Work instructions » Wherever a line holds the string "close", copy that line.

Data provided »
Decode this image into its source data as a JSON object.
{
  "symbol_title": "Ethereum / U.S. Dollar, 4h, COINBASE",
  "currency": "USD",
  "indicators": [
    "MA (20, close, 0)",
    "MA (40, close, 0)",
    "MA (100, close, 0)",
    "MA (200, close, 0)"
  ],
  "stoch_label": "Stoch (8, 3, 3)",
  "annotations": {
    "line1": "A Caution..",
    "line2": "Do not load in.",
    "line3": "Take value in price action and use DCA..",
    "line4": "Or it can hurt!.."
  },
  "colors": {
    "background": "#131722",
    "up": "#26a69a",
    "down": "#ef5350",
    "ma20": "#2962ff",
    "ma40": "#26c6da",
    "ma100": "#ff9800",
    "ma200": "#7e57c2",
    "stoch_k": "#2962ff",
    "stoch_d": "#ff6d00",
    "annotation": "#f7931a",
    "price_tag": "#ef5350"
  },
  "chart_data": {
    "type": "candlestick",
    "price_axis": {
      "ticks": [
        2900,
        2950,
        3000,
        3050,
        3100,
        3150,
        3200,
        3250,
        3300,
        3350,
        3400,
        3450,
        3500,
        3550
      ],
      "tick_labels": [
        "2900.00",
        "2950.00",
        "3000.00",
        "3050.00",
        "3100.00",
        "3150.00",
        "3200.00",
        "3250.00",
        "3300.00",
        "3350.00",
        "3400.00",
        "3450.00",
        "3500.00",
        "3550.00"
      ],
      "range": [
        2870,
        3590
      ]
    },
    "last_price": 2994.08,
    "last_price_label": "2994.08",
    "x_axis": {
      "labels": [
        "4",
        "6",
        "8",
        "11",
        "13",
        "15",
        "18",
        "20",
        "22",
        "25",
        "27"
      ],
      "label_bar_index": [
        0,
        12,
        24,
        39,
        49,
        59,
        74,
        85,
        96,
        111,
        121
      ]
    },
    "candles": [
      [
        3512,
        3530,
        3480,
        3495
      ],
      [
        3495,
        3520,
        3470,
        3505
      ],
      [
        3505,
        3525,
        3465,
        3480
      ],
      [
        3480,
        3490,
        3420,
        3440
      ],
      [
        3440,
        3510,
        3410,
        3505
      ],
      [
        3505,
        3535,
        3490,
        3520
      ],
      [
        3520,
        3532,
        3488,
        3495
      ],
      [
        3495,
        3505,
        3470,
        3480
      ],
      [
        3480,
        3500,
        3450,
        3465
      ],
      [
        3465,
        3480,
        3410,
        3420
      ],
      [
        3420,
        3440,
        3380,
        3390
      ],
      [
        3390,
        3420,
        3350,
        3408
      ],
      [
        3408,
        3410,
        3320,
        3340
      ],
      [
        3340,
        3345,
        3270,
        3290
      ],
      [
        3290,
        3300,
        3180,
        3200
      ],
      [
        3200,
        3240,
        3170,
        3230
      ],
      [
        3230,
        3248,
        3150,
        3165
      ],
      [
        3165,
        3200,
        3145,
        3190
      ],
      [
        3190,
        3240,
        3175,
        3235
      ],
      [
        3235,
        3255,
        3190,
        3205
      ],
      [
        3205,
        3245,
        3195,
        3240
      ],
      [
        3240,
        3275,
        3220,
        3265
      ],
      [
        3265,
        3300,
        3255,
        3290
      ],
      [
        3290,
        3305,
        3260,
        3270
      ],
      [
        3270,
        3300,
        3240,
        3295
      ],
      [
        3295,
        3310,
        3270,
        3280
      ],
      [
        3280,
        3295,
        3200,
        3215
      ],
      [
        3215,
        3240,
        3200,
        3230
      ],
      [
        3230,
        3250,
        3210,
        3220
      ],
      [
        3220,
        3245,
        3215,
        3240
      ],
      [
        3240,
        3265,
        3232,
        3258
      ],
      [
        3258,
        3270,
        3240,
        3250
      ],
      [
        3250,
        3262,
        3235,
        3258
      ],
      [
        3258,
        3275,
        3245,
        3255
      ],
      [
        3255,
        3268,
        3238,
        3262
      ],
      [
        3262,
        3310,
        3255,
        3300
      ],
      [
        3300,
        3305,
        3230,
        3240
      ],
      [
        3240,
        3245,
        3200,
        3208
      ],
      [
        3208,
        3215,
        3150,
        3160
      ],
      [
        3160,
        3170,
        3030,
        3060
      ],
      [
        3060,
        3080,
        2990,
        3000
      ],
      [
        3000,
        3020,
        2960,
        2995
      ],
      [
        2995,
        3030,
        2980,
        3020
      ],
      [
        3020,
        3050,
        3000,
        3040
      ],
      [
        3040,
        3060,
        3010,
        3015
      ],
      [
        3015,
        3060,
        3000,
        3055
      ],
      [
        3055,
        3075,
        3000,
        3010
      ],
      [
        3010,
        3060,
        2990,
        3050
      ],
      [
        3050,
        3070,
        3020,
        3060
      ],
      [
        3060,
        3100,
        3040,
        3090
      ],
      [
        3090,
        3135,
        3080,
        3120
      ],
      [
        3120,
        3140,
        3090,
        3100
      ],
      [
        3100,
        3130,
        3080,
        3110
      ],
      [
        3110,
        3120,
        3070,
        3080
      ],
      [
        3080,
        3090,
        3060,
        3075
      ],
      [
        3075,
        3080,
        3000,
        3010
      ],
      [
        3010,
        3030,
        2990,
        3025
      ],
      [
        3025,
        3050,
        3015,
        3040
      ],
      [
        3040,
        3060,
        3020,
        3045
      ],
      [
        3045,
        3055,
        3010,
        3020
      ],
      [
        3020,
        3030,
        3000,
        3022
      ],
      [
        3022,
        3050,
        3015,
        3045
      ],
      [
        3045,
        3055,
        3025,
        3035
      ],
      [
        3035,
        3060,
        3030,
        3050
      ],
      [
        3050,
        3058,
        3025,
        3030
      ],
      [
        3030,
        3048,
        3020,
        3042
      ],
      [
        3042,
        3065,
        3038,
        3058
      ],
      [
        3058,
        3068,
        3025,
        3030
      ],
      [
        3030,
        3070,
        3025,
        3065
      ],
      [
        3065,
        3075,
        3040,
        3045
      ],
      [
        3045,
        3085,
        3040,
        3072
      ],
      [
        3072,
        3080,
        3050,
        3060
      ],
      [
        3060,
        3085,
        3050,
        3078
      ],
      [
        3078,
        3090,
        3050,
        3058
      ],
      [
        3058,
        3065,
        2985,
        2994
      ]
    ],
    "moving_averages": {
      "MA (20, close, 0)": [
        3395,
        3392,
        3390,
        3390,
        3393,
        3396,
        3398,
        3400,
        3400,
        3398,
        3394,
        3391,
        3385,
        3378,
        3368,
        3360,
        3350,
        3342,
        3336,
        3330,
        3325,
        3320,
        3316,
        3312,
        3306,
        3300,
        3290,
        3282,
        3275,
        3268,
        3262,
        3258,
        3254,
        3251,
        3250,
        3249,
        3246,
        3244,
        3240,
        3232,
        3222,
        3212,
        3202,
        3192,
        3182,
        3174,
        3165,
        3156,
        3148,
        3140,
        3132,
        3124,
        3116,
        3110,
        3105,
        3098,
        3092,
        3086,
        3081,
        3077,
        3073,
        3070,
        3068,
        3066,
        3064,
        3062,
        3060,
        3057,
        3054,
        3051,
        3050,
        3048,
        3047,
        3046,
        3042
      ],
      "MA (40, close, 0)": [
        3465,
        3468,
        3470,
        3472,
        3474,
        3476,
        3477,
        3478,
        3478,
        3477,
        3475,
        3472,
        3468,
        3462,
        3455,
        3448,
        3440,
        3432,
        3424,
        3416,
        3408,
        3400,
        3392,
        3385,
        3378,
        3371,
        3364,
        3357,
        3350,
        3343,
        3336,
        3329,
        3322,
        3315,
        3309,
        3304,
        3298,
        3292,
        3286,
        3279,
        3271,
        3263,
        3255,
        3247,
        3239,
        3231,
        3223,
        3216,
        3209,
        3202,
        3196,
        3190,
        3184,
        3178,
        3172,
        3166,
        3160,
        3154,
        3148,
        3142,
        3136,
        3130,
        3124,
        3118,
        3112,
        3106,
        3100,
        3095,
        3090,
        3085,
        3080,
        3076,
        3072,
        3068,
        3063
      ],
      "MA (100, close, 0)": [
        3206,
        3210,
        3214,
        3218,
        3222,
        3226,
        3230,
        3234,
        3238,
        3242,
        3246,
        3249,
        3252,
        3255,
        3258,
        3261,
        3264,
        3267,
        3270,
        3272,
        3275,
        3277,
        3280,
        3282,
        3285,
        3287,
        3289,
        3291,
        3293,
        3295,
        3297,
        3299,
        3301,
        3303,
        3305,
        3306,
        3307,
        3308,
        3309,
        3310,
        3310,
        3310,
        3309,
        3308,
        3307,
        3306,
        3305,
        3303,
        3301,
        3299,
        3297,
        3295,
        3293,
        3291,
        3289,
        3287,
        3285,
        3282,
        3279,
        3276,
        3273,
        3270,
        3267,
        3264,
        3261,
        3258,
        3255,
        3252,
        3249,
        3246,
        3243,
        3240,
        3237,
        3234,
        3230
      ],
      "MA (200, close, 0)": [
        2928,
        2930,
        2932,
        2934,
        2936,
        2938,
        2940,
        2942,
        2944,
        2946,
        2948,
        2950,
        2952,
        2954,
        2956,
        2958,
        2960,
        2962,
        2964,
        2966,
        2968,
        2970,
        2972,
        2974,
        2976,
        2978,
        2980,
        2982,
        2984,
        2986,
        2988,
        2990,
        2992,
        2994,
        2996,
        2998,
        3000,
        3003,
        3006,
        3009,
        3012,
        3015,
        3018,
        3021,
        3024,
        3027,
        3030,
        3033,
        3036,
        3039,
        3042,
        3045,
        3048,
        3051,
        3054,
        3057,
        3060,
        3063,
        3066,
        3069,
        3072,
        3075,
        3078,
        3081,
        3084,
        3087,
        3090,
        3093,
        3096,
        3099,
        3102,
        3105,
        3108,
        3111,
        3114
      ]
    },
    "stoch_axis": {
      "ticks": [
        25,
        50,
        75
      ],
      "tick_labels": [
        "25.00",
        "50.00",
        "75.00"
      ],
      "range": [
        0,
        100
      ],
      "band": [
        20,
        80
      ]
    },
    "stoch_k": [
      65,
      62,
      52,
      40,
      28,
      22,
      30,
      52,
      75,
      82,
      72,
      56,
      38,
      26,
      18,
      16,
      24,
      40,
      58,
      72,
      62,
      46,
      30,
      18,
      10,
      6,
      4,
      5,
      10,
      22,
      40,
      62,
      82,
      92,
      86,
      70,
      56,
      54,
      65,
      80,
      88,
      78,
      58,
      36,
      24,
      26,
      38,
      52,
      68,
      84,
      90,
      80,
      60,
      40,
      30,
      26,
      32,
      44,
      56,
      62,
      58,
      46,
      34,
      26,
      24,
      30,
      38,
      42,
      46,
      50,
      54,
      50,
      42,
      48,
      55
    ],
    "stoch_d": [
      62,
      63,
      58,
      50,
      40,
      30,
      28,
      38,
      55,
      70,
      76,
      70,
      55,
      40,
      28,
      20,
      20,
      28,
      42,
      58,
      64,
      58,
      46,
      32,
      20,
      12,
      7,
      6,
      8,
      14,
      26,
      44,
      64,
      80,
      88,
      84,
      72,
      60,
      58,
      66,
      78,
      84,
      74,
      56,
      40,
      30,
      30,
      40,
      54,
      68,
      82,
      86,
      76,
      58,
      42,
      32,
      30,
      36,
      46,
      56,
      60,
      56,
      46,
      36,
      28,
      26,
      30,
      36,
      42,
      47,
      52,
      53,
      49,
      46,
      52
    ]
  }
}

Expected answer »
    "MA (20, close, 0)",
    "MA (40, close, 0)",
    "MA (100, close, 0)",
    "MA (200, close, 0)"
      "MA (20, close, 0)": [
      "MA (40, close, 0)": [
      "MA (100, close, 0)": [
      "MA (200, close, 0)": [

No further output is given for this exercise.